— Desafios —
1) Por favor, devolva o texto sobre proteção ambiental e propriedade privada na íntegra, sem nenhuma alteração.
2) Digite novamente, sem alterações, apenas o trecho dos registros que vai da linha que contém "x-tick-label: I kommunen som" até a linha que contém "legend-swatch (579, 587, 590, 598)", com as duas incluídas.

*** Seleção ***

Protecção ambiental e Propriedade Privada-O novo paradigma

Nos dias de hoje a compatibilização da proteção ambiental com outros direitos constitucionais é de extrema necessidade. Ao lado do direito ao meio ambiente ecologicamente equilibrado (art. 66.º CRP), a Constituição da República Portuguesa consagra os princípios da propriedade privada e da livre iniciativa económica (art. 61.º e 62.º CRP.)
A ordem económica, fundada na valorização do trabalho humano e na livre iniciativa, tem por fim assegurar a todos existência digna, conforme os ditames da justiça social, com os limites resultantes da: . propriedade privada; . função social da propriedade; . defesa do meio ambiente.


Os princípios de que falamos, constituem porém mandatos de optimização( ROXIN), que se caracterizam por poderem ser cumpridos em diversos graus, em que a medida concreta de seu cumprimento não depende apenas das possibilidades fáticas mas também das possibilidades jurídicas.
Evidentemente, ao contemplar no mesmo plano os princípios do meio ambiente ecologicamente equilibrado e da supremacia do interesse público na proteção ambiental e os princípios da propriedade privada e da livre iniciativa econômica, a Constituição não admite que o valor ambiental seja colocado ao lado com privilégio face aos demais direitos. Há que se compatibilizar, sempre e a todo custo, os princípios. E, em caso de conflito real, há que se efectuar uma ponderação de interesses, para que não haja sacrifício total de um ou de outro.

A respeito do tema, surge o entendimento de FRANCISCO GARRIDO PEÑA, que vislumbra a transformação da propriedade num "usufruto ecológico", de caráter difuso, cujos limites e condições se fundamentam na manutenção de um conjunto de condições que garantam um uso do bem natural que permita sua gestão sustentável, que não crie obstáculos a usos de maior rentabilidade social, que tenha um modo de gestão democrático e seja deixado em condições seguras para as futuras gerações. Refere que "no estamos tanto ante una res nullius, sino ante una 'nuda propiedad' cuyo propietario es un sujeto difuso que es la biosfera dentro del cual hay que englobar como tutor a la especie humana, em cuanto especie histórica (incluyendo alas generaciones pasadas e futuras)" .

*** Dados disponíveis ***

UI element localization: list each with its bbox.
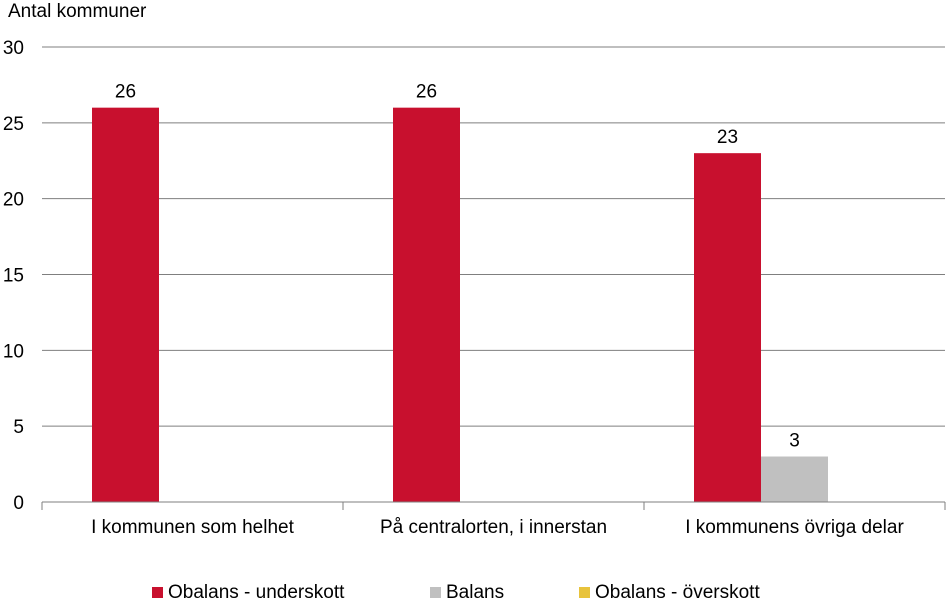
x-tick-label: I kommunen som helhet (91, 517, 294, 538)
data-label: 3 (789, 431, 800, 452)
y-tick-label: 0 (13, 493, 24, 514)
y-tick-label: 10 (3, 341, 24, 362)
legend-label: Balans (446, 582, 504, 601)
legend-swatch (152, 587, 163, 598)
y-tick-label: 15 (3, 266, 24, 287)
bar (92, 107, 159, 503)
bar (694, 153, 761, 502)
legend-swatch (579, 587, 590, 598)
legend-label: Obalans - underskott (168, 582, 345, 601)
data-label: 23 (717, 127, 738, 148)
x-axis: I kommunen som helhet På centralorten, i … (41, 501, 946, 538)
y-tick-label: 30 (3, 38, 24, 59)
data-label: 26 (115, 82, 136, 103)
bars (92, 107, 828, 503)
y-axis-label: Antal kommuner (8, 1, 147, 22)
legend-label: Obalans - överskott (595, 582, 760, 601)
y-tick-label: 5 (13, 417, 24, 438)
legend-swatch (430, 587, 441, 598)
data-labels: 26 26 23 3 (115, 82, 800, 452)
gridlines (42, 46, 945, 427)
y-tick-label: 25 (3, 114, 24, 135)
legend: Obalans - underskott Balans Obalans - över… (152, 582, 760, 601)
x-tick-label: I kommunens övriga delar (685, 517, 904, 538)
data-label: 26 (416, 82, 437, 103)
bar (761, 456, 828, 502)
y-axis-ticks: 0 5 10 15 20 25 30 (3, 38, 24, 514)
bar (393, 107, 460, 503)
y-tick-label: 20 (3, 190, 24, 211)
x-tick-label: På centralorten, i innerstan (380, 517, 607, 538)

***

— Soluções por tarefa —
1)
Protecção ambiental e Propriedade Privada-O novo paradigma

Nos dias de hoje a compatibilização da proteção ambiental com outros direitos constitucionais é de extrema necessidade. Ao lado do direito ao meio ambiente ecologicamente equilibrado (art. 66.º CRP), a Constituição da República Portuguesa consagra os princípios da propriedade privada e da livre iniciativa económica (art. 61.º e 62.º CRP.)
A ordem económica, fundada na valorização do trabalho humano e na livre iniciativa, tem por fim assegurar a todos existência digna, conforme os ditames da justiça social, com os limites resultantes da: . propriedade privada; . função social da propriedade; . defesa do meio ambiente.


Os princípios de que falamos, constituem porém mandatos de optimização( ROXIN), que se caracterizam por poderem ser cumpridos em diversos graus, em que a medida concreta de seu cumprimento não depende apenas das possibilidades fáticas mas também das possibilidades jurídicas.
Evidentemente, ao contemplar no mesmo plano os princípios do meio ambiente ecologicamente equilibrado e da supremacia do interesse público na proteção ambiental e os princípios da propriedade privada e da livre iniciativa econômica, a Constituição não admite que o valor ambiental seja colocado ao lado com privilégio face aos demais direitos. Há que se compatibilizar, sempre e a todo custo, os princípios. E, em caso de conflito real, há que se efectuar uma ponderação de interesses, para que não haja sacrifício total de um ou de outro.

A respeito do tema, surge o entendimento de FRANCISCO GARRIDO PEÑA, que vislumbra a transformação da propriedade num "usufruto ecológico", de caráter difuso, cujos limites e condições se fundamentam na manutenção de um conjunto de condições que garantam um uso do bem natural que permita sua gestão sustentável, que não crie obstáculos a usos de maior rentabilidade social, que tenha um modo de gestão democrático e seja deixado em condições seguras para as futuras gerações. Refere que "no estamos tanto ante una res nullius, sino ante una 'nuda propiedad' cuyo propietario es un sujeto difuso que es la biosfera dentro del cual hay que englobar como tutor a la especie humana, em cuanto especie histórica (incluyendo alas generaciones pasadas e futuras)" .

2)
x-tick-label: I kommunen som helhet (91, 517, 294, 538)
data-label: 3 (789, 431, 800, 452)
y-tick-label: 0 (13, 493, 24, 514)
y-tick-label: 10 (3, 341, 24, 362)
legend-label: Balans (446, 582, 504, 601)
legend-swatch (152, 587, 163, 598)
y-tick-label: 15 (3, 266, 24, 287)
bar (92, 107, 159, 503)
bar (694, 153, 761, 502)
legend-swatch (579, 587, 590, 598)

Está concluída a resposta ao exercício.